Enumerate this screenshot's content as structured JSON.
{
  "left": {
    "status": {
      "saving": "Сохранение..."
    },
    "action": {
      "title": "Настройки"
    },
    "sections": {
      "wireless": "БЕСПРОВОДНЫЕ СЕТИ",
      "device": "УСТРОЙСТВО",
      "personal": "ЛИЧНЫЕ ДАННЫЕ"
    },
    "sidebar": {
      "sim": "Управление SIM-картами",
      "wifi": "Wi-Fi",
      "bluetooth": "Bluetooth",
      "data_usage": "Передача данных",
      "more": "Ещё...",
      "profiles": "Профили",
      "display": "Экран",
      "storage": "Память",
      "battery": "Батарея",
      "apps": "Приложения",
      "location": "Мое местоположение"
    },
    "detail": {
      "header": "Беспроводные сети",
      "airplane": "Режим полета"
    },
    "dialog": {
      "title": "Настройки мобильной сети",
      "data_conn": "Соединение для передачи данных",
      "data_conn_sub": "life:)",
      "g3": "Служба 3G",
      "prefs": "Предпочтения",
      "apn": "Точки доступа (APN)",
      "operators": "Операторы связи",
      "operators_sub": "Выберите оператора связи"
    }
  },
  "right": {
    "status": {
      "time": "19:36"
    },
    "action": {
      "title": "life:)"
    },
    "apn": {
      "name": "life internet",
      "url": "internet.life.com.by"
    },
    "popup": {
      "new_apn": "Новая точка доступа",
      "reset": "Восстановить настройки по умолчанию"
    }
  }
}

What you are asked to do: All of the data shown above must be copied exactly.

Correct answer:
Enumerate this screenshot's content as structured JSON.
{
  "left": {
    "status": {
      "saving": "Сохранение..."
    },
    "action": {
      "title": "Настройки"
    },
    "sections": {
      "wireless": "БЕСПРОВОДНЫЕ СЕТИ",
      "device": "УСТРОЙСТВО",
      "personal": "ЛИЧНЫЕ ДАННЫЕ"
    },
    "sidebar": {
      "sim": "Управление SIM-картами",
      "wifi": "Wi-Fi",
      "bluetooth": "Bluetooth",
      "data_usage": "Передача данных",
      "more": "Ещё...",
      "profiles": "Профили",
      "display": "Экран",
      "storage": "Память",
      "battery": "Батарея",
      "apps": "Приложения",
      "location": "Мое местоположение"
    },
    "detail": {
      "header": "Беспроводные сети",
      "airplane": "Режим полета"
    },
    "dialog": {
      "title": "Настройки мобильной сети",
      "data_conn": "Соединение для передачи данных",
      "data_conn_sub": "life:)",
      "g3": "Служба 3G",
      "prefs": "Предпочтения",
      "apn": "Точки доступа (APN)",
      "operators": "Операторы связи",
      "operators_sub": "Выберите оператора связи"
    }
  },
  "right": {
    "status": {
      "time": "19:36"
    },
    "action": {
      "title": "life:)"
    },
    "apn": {
      "name": "life internet",
      "url": "internet.life.com.by"
    },
    "popup": {
      "new_apn": "Новая точка доступа",
      "reset": "Восстановить настройки по умолчанию"
    }
  }
}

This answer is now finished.